Stored entries:
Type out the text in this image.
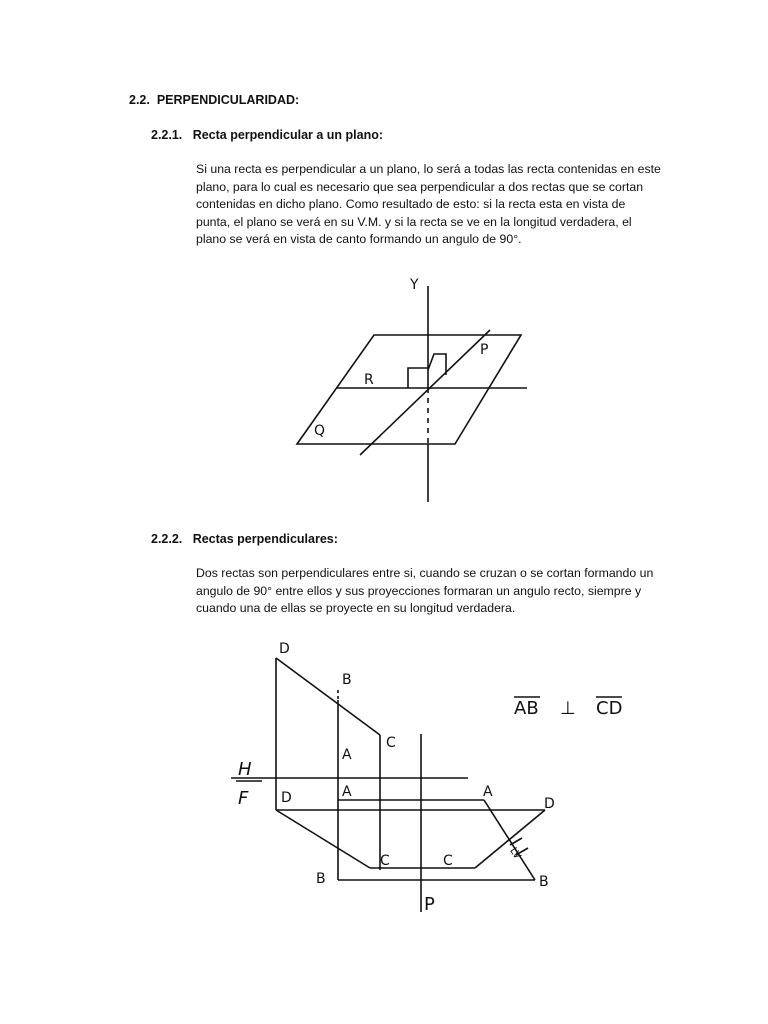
2.2. PERPENDICULARIDAD:
2.2.1. Recta perpendicular a un plano:
Si una recta es perpendicular a un plano, lo será a todas las recta contenidas en este
plano, para lo cual es necesario que sea perpendicular a dos rectas que se cortan
contenidas en dicho plano. Como resultado de esto: si la recta esta en vista de
punta, el plano se verá en su V.M. y si la recta se ve en la longitud verdadera, el
plano se verá en vista de canto formando un angulo de 90°.
Y
P
R
Q
2.2.2. Rectas perpendiculares:
Dos rectas son perpendiculares entre si, cuando se cruzan o se cortan formando un
angulo de 90° entre ellos y sus proyecciones formaran un angulo recto, siempre y
cuando una de ellas se proyecte en su longitud verdadera.
D
B
A
C
H
F D	A	A
D
C	C
B	B
P
LV
AB ⊥ CD
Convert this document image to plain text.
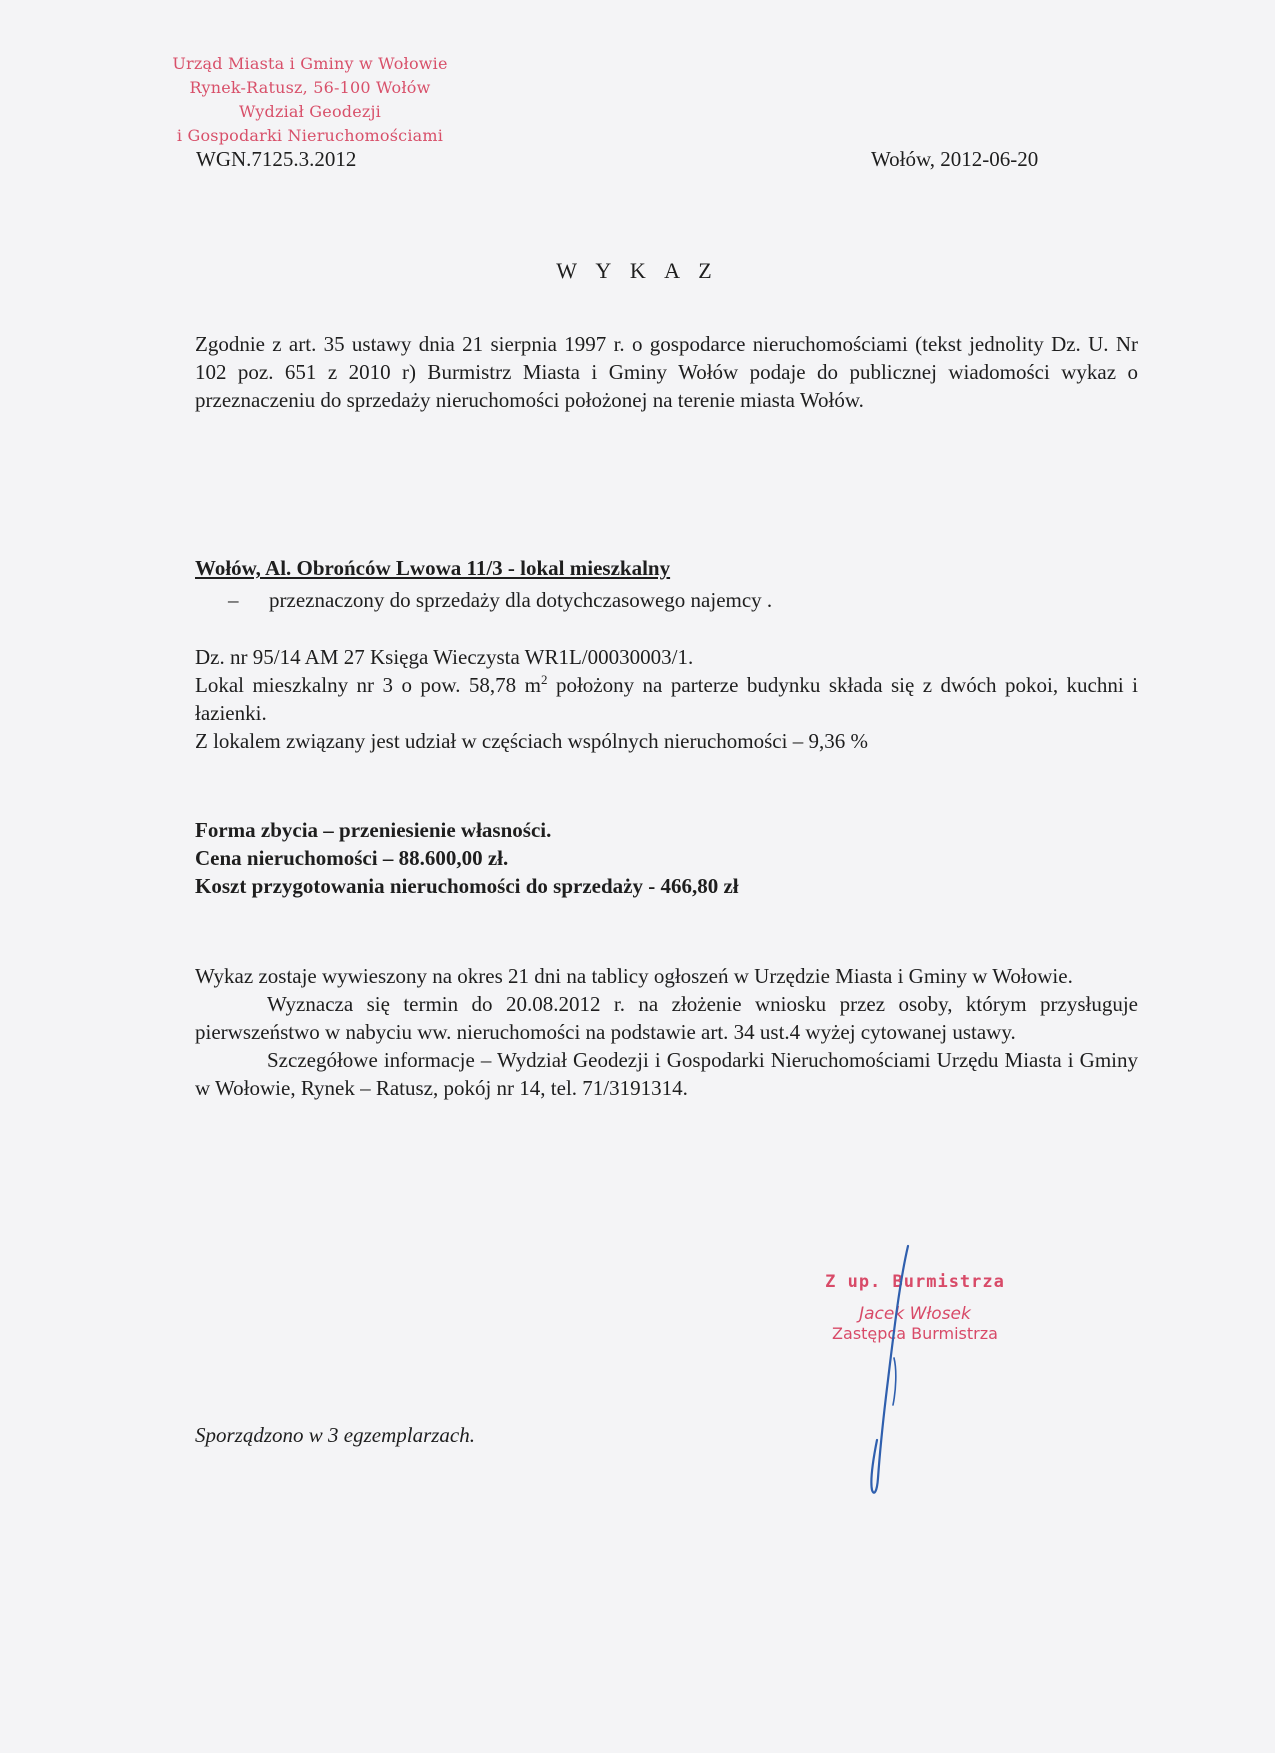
Urząd Miasta i Gminy w Wołowie
Rynek-Ratusz, 56-100 Wołów
Wydział Geodezji
i Gospodarki Nieruchomościami
WGN.7125.3.2012	Wołów, 2012-06-20
W Y K A Z
Zgodnie z art. 35 ustawy dnia 21 sierpnia 1997 r. o gospodarce nieruchomościami (tekst jednolity Dz. U. Nr 102 poz. 651 z 2010 r) Burmistrz Miasta i Gminy Wołów podaje do publicznej wiadomości wykaz o przeznaczeniu do sprzedaży nieruchomości położonej na terenie miasta Wołów.
Wołów, Al. Obrońców Lwowa 11/3 - lokal mieszkalny
– przeznaczony do sprzedaży dla dotychczasowego najemcy .

Dz. nr 95/14 AM 27 Księga Wieczysta WR1L/00030003/1.

Lokal mieszkalny nr 3 o pow. 58,78 $m^2$ położony na parterze budynku składa się z dwóch pokoi, kuchni i łazienki.

Z lokalem związany jest udział w częściach wspólnych nieruchomości – 9,36 %

Forma zbycia – przeniesienie własności.
Cena nieruchomości – 88.600,00 zł.
Koszt przygotowania nieruchomości do sprzedaży - 466,80 zł

Wykaz zostaje wywieszony na okres 21 dni na tablicy ogłoszeń w Urzędzie Miasta i Gminy w Wołowie.

Wyznacza się termin do 20.08.2012 r. na złożenie wniosku przez osoby, którym przysługuje pierwszeństwo w nabyciu ww. nieruchomości na podstawie art. 34 ust.4 wyżej cytowanej ustawy.

Szczegółowe informacje – Wydział Geodezji i Gospodarki Nieruchomościami Urzędu Miasta i Gminy w Wołowie, Rynek – Ratusz, pokój nr 14, tel. 71/3191314.

Z up. Burmistrza
Jacek Włosek
Zastępca Burmistrza
Sporządzono w 3 egzemplarzach.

Written instruction –
Reproduce every entry exactly, but omit each picture.

The completed task –
Type out the text in this image.
2.2. PERPENDICULARIDAD:
2.2.1. Recta perpendicular a un plano:
Si una recta es perpendicular a un plano, lo será a todas las recta contenidas en este
plano, para lo cual es necesario que sea perpendicular a dos rectas que se cortan
contenidas en dicho plano. Como resultado de esto: si la recta esta en vista de
punta, el plano se verá en su V.M. y si la recta se ve en la longitud verdadera, el
plano se verá en vista de canto formando un angulo de 90°.
Y
P
R
Q
2.2.2. Rectas perpendiculares:
Dos rectas son perpendiculares entre si, cuando se cruzan o se cortan formando un
angulo de 90° entre ellos y sus proyecciones formaran un angulo recto, siempre y
cuando una de ellas se proyecte en su longitud verdadera.
D
B
A
C
H
F D	A	A
D
C	C
B	B
P
LV
AB ⊥ CD
Convert this document image to plain text.
Urząd Miasta i Gminy w Wołowie
Rynek-Ratusz, 56-100 Wołów
Wydział Geodezji
i Gospodarki Nieruchomościami
WGN.7125.3.2012	Wołów, 2012-06-20
W Y K A Z
Zgodnie z art. 35 ustawy dnia 21 sierpnia 1997 r. o gospodarce nieruchomościami (tekst jednolity Dz. U. Nr 102 poz. 651 z 2010 r) Burmistrz Miasta i Gminy Wołów podaje do publicznej wiadomości wykaz o przeznaczeniu do sprzedaży nieruchomości położonej na terenie miasta Wołów.
Wołów, Al. Obrońców Lwowa 11/3 - lokal mieszkalny
– przeznaczony do sprzedaży dla dotychczasowego najemcy .

Dz. nr 95/14 AM 27 Księga Wieczysta WR1L/00030003/1.

Lokal mieszkalny nr 3 o pow. 58,78 $m^2$ położony na parterze budynku składa się z dwóch pokoi, kuchni i łazienki.

Z lokalem związany jest udział w częściach wspólnych nieruchomości – 9,36 %

Forma zbycia – przeniesienie własności.
Cena nieruchomości – 88.600,00 zł.
Koszt przygotowania nieruchomości do sprzedaży - 466,80 zł

Wykaz zostaje wywieszony na okres 21 dni na tablicy ogłoszeń w Urzędzie Miasta i Gminy w Wołowie.

Wyznacza się termin do 20.08.2012 r. na złożenie wniosku przez osoby, którym przysługuje pierwszeństwo w nabyciu ww. nieruchomości na podstawie art. 34 ust.4 wyżej cytowanej ustawy.

Szczegółowe informacje – Wydział Geodezji i Gospodarki Nieruchomościami Urzędu Miasta i Gminy w Wołowie, Rynek – Ratusz, pokój nr 14, tel. 71/3191314.

Z up. Burmistrza
Jacek Włosek
Zastępca Burmistrza
Sporządzono w 3 egzemplarzach.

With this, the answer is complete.